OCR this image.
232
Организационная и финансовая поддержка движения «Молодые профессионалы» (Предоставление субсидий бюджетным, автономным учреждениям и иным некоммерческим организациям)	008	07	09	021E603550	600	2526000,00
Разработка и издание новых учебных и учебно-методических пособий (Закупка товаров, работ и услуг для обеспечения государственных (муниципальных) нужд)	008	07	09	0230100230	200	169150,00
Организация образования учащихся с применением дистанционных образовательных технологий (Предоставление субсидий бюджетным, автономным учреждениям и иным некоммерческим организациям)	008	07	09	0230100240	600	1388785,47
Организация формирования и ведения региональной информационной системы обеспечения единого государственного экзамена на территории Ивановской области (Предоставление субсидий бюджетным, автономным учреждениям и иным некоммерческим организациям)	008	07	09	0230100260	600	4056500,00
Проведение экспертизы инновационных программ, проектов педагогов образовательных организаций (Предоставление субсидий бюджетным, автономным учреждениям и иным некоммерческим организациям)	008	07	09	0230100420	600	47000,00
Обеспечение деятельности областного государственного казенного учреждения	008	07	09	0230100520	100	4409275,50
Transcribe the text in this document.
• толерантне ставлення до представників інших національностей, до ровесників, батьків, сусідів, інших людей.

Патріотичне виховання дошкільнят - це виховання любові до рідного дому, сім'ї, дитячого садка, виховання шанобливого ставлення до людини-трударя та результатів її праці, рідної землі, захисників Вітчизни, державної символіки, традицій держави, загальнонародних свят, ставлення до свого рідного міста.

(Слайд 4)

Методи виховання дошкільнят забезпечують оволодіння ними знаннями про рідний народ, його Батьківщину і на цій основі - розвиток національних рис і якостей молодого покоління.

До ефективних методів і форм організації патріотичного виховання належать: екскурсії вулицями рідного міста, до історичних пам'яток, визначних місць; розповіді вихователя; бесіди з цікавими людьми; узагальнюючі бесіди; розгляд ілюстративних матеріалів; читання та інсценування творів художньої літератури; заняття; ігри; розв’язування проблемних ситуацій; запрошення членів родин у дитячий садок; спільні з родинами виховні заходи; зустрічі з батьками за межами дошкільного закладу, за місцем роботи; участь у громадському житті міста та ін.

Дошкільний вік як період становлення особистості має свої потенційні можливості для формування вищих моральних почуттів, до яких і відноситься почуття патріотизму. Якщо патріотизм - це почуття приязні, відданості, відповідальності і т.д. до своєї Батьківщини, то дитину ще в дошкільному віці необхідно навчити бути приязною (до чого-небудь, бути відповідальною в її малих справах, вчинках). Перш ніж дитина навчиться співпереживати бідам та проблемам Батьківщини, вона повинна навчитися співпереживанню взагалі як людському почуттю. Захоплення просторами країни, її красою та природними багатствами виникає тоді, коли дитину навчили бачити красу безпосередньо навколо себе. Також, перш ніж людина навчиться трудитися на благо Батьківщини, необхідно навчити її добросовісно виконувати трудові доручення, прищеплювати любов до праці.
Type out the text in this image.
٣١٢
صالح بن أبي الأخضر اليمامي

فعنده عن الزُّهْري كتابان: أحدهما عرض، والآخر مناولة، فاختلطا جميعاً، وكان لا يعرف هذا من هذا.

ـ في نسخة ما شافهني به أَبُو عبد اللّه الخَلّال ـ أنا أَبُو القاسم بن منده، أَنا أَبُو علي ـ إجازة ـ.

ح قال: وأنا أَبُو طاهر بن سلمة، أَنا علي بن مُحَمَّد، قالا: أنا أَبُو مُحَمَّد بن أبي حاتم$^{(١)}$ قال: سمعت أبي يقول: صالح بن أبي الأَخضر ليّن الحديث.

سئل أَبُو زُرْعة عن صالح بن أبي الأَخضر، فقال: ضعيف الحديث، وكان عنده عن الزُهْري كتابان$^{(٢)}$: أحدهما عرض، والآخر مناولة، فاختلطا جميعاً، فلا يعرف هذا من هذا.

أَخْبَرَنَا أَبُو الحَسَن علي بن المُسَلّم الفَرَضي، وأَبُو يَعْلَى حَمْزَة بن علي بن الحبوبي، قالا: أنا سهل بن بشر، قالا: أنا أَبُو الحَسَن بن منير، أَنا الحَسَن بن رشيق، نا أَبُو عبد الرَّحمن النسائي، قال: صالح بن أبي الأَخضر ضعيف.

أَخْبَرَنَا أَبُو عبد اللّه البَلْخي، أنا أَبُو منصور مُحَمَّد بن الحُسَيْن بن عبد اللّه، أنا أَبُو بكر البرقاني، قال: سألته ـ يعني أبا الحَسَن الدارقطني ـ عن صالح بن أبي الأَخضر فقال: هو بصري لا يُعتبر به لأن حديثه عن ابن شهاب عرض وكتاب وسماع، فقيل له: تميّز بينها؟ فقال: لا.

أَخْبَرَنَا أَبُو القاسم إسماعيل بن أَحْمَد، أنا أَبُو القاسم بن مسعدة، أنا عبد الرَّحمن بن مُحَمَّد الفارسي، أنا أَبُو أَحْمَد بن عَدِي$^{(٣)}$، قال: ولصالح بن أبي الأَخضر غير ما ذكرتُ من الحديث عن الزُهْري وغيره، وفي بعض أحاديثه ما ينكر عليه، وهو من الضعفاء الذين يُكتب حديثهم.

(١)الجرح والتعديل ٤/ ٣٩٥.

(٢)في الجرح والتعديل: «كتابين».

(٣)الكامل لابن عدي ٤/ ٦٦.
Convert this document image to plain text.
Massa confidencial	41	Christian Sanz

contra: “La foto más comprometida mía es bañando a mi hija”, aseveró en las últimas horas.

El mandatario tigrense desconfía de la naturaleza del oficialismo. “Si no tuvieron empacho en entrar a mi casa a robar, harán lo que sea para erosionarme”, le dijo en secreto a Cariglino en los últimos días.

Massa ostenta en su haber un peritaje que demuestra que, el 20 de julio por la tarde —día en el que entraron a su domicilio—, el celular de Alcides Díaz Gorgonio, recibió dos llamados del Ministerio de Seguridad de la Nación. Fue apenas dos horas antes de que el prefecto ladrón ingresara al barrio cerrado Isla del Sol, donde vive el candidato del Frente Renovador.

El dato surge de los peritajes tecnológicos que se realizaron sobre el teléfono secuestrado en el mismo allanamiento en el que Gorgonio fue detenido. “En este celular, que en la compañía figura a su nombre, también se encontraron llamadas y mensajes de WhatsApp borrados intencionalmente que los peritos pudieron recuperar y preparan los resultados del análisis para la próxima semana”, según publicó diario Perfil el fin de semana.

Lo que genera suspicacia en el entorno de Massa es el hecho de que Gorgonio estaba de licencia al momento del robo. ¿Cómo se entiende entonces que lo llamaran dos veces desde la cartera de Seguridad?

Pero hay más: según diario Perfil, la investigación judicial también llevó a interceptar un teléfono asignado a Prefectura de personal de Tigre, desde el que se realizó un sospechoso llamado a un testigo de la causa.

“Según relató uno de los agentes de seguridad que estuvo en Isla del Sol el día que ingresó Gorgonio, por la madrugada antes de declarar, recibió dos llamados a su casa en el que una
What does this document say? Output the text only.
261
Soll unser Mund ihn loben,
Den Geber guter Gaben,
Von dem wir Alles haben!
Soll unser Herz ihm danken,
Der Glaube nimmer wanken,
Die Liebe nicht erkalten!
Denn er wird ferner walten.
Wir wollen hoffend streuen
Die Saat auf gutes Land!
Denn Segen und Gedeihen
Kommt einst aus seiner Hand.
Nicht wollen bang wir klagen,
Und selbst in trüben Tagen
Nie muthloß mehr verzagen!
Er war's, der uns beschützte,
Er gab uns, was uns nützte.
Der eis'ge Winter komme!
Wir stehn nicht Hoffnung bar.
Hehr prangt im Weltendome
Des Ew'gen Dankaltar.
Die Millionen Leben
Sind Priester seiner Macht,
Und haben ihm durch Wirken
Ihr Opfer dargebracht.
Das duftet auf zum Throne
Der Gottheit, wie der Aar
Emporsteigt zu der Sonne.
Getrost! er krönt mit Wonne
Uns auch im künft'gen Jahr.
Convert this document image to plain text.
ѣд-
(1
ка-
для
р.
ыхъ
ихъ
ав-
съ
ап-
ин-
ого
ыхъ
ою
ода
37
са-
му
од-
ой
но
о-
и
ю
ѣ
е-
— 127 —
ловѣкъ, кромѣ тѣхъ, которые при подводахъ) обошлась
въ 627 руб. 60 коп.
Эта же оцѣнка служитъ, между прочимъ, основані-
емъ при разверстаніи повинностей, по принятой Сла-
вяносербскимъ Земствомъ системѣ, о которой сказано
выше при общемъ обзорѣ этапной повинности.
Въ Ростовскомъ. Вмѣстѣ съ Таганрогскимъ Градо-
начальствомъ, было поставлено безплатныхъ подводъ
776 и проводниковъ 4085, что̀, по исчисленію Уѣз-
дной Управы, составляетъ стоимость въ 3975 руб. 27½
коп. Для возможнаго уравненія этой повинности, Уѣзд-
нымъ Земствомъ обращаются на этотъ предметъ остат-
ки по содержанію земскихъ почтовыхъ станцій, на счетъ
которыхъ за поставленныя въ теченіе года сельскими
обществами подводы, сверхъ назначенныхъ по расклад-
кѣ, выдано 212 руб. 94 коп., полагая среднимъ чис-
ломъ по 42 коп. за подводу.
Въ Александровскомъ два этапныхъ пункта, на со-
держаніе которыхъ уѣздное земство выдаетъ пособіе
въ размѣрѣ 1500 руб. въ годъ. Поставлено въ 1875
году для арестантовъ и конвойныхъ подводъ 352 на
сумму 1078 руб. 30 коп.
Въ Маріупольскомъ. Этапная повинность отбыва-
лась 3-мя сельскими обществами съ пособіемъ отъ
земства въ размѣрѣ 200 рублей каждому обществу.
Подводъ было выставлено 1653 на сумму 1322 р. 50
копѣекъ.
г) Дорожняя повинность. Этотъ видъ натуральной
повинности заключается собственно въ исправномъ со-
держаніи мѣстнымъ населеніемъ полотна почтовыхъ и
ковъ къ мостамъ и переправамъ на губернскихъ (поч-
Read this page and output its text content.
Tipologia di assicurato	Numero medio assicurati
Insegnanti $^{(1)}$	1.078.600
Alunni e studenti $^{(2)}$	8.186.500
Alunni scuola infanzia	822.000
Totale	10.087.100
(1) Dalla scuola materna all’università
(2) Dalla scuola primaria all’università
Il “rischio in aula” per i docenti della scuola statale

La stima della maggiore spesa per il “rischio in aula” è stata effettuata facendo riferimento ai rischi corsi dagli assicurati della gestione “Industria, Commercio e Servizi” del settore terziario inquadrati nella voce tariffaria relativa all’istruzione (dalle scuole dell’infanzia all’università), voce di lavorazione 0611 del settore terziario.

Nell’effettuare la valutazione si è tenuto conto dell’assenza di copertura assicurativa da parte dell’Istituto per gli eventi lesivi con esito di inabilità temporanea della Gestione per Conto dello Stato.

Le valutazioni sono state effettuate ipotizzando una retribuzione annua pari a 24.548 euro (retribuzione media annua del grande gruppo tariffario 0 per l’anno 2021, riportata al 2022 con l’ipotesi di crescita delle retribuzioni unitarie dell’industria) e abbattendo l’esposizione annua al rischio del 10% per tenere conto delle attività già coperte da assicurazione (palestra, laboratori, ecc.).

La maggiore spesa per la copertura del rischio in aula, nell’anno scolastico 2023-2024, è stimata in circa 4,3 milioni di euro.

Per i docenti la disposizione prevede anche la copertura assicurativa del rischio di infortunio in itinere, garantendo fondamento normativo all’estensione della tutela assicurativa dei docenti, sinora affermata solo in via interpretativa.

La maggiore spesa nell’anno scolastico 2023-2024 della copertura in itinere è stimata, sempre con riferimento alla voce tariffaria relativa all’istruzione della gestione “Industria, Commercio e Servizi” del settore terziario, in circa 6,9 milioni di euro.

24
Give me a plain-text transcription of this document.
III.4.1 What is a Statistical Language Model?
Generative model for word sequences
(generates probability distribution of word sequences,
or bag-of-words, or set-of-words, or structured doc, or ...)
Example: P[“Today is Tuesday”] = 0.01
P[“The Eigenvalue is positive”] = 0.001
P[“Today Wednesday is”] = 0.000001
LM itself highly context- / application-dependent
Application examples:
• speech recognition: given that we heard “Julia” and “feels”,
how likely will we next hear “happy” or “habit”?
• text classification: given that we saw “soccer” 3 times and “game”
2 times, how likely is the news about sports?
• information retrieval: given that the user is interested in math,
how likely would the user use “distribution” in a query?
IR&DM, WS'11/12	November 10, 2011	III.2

Set problem:
Pick out lines containing the word "unser", each one as written.

Solution for this task:
Soll unser Mund ihn loben,
Soll unser Herz ihm danken,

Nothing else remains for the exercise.